• [Task brief]: Search the material for the word "label" and copy each line that holds it.

• [Data for this exercise]:

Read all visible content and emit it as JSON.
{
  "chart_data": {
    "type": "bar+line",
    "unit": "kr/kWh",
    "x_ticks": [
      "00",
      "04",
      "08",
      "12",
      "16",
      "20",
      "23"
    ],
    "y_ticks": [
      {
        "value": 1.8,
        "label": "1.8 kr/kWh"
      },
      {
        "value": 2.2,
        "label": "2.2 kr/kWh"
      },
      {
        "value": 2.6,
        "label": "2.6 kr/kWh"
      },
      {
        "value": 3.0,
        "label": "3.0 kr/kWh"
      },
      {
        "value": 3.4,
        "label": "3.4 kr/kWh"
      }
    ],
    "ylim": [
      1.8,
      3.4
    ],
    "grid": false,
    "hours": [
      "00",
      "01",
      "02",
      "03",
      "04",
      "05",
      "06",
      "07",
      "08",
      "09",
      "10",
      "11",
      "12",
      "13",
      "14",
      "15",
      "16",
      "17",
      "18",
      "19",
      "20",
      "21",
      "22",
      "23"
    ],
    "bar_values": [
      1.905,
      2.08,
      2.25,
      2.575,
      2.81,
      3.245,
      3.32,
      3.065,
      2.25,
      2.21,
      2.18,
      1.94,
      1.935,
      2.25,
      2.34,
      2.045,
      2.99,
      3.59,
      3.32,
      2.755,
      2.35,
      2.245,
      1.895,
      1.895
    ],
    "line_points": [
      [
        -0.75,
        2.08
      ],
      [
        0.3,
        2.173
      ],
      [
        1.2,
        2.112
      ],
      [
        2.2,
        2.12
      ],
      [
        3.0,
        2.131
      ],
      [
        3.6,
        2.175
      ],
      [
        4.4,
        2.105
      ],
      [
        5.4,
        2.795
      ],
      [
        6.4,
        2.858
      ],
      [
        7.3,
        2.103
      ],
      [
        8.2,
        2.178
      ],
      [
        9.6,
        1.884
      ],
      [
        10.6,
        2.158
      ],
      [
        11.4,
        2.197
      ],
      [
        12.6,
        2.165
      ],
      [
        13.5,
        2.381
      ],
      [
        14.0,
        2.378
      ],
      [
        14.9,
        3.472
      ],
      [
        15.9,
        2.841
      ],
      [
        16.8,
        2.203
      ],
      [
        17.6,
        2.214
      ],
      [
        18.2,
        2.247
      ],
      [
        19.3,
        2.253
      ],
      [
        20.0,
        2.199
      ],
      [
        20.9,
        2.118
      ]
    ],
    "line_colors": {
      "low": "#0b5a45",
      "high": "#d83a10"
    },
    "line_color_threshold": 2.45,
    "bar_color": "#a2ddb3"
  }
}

• [Result below]:
        "label": "1.8 kr/kWh"
        "label": "2.2 kr/kWh"
        "label": "2.6 kr/kWh"
        "label": "3.0 kr/kWh"
        "label": "3.4 kr/kWh"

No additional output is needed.